> _Prompt_
Copy out the lines that have "BANK" in them.

> _Listed records_
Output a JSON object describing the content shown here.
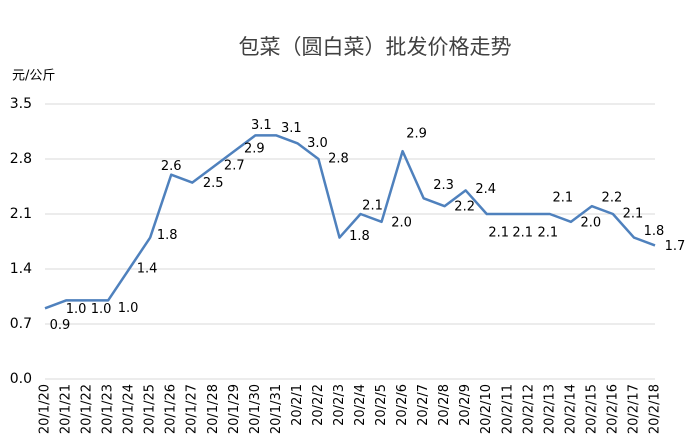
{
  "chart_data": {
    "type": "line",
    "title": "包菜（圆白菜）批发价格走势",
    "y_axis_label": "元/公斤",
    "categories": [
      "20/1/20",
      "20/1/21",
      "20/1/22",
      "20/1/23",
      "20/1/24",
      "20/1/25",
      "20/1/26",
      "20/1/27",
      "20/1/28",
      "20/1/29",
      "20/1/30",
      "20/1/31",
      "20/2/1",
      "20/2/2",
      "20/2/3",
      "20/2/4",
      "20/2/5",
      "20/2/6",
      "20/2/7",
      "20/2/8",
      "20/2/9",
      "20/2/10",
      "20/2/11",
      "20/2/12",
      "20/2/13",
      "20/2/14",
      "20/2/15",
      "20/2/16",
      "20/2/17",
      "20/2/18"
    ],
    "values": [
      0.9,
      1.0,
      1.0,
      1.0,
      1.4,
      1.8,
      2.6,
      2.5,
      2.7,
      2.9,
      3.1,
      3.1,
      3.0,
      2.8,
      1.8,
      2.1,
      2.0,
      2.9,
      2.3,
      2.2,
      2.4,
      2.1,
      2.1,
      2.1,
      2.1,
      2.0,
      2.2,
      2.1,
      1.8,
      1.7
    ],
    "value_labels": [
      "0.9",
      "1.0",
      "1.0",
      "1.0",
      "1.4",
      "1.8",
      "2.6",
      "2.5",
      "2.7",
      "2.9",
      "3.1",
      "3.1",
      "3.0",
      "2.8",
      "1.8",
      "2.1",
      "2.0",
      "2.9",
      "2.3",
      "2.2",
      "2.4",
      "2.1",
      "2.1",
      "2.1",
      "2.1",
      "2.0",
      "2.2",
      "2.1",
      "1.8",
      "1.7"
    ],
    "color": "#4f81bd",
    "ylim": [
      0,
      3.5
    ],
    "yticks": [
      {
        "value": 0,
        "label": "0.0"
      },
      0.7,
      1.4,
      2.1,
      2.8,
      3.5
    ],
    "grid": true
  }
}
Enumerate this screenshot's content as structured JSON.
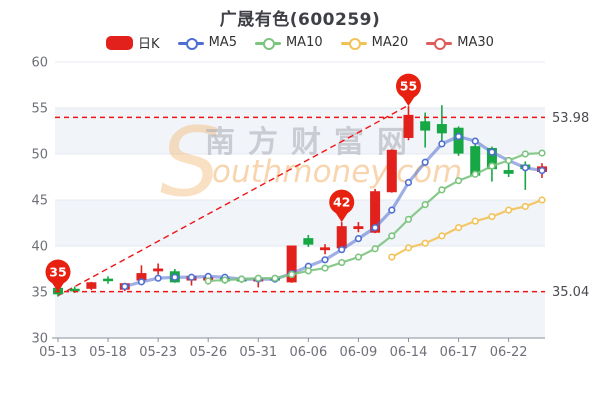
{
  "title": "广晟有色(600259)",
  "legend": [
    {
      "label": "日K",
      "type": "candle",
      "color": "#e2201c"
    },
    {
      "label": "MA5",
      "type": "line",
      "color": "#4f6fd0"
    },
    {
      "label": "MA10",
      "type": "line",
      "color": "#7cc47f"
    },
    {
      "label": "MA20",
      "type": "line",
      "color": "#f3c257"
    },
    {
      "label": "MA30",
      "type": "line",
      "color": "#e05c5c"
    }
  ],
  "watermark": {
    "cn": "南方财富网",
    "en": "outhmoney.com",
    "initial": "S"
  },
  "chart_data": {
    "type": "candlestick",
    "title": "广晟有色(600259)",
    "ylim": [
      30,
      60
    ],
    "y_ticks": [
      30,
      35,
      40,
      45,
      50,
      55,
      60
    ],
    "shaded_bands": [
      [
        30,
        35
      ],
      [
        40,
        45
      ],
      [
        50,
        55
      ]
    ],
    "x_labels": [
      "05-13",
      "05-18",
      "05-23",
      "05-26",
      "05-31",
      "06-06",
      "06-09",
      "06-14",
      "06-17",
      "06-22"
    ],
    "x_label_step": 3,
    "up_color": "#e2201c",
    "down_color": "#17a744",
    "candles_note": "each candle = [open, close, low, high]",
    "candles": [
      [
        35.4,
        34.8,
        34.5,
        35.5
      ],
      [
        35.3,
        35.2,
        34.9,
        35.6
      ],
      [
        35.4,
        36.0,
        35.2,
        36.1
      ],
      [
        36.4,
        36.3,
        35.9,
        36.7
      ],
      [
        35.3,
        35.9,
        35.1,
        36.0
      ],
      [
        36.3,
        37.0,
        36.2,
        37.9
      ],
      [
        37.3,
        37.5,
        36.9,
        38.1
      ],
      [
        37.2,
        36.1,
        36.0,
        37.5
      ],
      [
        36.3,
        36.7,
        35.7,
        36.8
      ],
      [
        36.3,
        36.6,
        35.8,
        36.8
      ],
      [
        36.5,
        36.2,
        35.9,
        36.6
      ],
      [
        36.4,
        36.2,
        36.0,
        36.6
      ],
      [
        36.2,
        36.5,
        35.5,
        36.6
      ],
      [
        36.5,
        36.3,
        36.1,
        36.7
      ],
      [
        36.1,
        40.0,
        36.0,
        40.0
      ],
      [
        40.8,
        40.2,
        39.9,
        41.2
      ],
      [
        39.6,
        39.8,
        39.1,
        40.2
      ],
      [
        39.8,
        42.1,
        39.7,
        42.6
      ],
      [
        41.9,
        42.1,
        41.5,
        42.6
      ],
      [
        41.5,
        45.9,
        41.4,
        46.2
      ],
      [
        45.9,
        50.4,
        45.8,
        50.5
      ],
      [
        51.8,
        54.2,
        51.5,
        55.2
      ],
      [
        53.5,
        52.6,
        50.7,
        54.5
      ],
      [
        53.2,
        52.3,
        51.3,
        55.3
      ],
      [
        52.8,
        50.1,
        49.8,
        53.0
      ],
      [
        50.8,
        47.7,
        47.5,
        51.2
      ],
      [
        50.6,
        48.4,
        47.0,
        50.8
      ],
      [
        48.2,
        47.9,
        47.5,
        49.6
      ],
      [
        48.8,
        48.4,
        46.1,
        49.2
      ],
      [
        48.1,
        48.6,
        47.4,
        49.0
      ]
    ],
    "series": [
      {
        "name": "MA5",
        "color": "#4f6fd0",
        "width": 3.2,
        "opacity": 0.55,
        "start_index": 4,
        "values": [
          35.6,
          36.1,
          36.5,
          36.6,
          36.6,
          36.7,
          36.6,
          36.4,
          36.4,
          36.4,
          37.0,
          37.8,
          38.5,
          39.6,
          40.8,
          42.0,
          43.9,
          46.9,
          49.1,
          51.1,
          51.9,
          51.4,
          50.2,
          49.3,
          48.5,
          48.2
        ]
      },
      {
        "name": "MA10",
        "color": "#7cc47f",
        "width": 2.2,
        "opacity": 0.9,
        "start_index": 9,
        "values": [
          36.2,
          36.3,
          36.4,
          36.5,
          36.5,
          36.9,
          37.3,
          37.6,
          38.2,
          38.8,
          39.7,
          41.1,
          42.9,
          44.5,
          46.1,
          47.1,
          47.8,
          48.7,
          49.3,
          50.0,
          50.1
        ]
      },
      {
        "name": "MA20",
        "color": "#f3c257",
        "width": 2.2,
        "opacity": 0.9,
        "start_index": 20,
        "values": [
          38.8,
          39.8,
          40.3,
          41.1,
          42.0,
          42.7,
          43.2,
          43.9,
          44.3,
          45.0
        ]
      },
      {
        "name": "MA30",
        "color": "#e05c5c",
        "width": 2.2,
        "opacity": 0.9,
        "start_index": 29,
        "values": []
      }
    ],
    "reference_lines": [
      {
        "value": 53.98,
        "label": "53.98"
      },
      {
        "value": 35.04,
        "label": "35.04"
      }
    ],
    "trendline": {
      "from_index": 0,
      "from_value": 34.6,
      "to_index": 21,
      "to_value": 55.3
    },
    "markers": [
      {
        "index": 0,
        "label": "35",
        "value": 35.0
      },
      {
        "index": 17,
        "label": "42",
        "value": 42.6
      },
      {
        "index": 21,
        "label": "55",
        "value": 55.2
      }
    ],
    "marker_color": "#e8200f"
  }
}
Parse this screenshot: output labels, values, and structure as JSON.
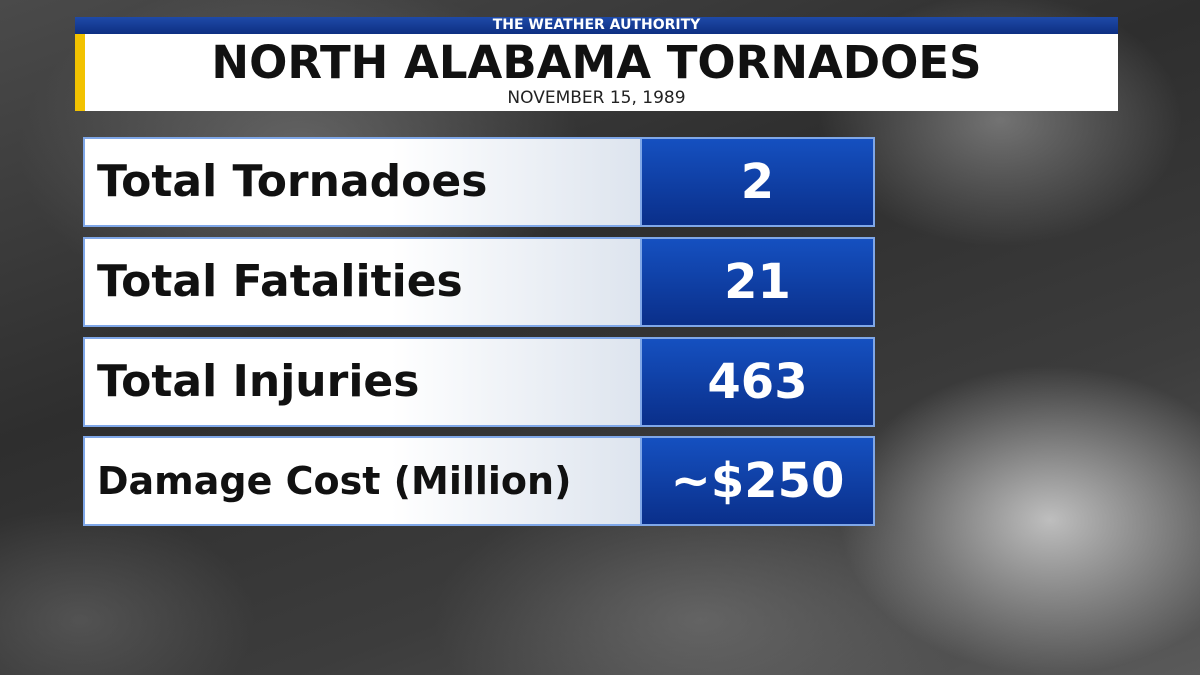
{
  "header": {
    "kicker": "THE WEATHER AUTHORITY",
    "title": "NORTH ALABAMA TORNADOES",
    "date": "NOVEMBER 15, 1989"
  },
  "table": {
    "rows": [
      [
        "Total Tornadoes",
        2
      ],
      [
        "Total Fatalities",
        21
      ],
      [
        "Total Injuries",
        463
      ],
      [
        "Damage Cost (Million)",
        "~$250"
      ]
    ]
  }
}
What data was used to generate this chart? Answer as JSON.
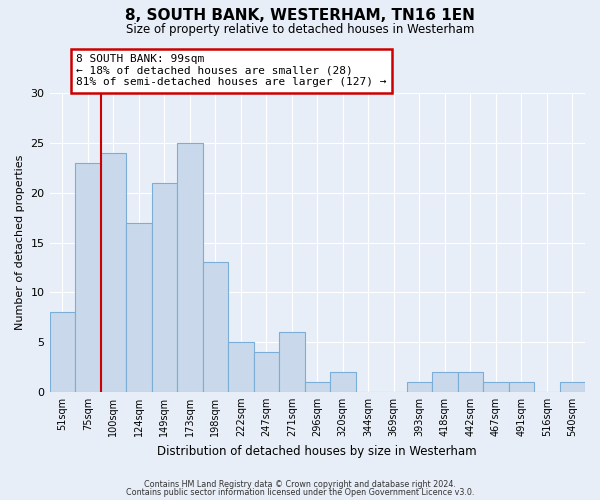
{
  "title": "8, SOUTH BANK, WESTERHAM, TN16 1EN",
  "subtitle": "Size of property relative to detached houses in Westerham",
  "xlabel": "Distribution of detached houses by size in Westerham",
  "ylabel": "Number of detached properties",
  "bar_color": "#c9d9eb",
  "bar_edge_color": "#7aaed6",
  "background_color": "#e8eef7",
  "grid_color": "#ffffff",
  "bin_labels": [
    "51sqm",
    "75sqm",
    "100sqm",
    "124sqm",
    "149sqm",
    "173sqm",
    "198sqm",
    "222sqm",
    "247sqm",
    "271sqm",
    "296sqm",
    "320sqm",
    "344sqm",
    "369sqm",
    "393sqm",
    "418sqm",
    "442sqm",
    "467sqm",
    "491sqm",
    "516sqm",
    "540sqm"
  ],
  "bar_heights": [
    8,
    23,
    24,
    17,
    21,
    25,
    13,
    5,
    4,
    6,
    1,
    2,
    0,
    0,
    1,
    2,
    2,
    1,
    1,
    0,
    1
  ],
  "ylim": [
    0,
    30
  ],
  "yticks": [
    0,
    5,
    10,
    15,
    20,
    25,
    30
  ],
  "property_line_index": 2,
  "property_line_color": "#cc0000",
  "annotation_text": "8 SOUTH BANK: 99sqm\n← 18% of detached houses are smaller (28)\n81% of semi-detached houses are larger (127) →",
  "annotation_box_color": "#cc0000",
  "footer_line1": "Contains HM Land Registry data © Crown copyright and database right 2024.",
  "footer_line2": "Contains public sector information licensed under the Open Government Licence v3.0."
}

> _Result of this exercise_
  "title": "8, SOUTH BANK, WESTERHAM, TN16 1EN",
  "annotation_text": "8 SOUTH BANK: 99sqm\n← 18% of detached houses are smaller (28)\n81% of semi-detached houses are larger (127) →",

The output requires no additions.